((

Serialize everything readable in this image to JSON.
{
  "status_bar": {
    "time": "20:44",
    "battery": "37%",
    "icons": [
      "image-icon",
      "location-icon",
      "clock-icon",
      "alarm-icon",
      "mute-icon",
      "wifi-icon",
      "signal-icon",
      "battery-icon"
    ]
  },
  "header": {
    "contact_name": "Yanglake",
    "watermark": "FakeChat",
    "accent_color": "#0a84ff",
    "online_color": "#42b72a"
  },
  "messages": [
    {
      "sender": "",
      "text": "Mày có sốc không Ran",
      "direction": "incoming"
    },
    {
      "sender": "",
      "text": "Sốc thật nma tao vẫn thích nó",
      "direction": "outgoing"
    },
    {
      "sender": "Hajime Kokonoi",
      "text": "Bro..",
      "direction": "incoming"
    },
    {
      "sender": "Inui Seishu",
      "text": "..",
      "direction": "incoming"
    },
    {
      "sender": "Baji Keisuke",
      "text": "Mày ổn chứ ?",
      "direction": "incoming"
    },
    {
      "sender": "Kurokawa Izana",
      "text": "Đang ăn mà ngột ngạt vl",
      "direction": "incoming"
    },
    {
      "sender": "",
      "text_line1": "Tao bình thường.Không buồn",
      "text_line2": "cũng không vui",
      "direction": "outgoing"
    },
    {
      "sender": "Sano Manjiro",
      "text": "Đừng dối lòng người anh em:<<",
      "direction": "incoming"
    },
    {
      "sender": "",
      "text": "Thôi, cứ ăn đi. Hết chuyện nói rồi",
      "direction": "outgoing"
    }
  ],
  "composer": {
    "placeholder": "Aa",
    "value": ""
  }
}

))

Task directions
Reproduce the complete data exactly as presented above.

Correct result
Serialize everything readable in this image to JSON.
{
  "status_bar": {
    "time": "20:44",
    "battery": "37%",
    "icons": [
      "image-icon",
      "location-icon",
      "clock-icon",
      "alarm-icon",
      "mute-icon",
      "wifi-icon",
      "signal-icon",
      "battery-icon"
    ]
  },
  "header": {
    "contact_name": "Yanglake",
    "watermark": "FakeChat",
    "accent_color": "#0a84ff",
    "online_color": "#42b72a"
  },
  "messages": [
    {
      "sender": "",
      "text": "Mày có sốc không Ran",
      "direction": "incoming"
    },
    {
      "sender": "",
      "text": "Sốc thật nma tao vẫn thích nó",
      "direction": "outgoing"
    },
    {
      "sender": "Hajime Kokonoi",
      "text": "Bro..",
      "direction": "incoming"
    },
    {
      "sender": "Inui Seishu",
      "text": "..",
      "direction": "incoming"
    },
    {
      "sender": "Baji Keisuke",
      "text": "Mày ổn chứ ?",
      "direction": "incoming"
    },
    {
      "sender": "Kurokawa Izana",
      "text": "Đang ăn mà ngột ngạt vl",
      "direction": "incoming"
    },
    {
      "sender": "",
      "text_line1": "Tao bình thường.Không buồn",
      "text_line2": "cũng không vui",
      "direction": "outgoing"
    },
    {
      "sender": "Sano Manjiro",
      "text": "Đừng dối lòng người anh em:<<",
      "direction": "incoming"
    },
    {
      "sender": "",
      "text": "Thôi, cứ ăn đi. Hết chuyện nói rồi",
      "direction": "outgoing"
    }
  ],
  "composer": {
    "placeholder": "Aa",
    "value": ""
  }
}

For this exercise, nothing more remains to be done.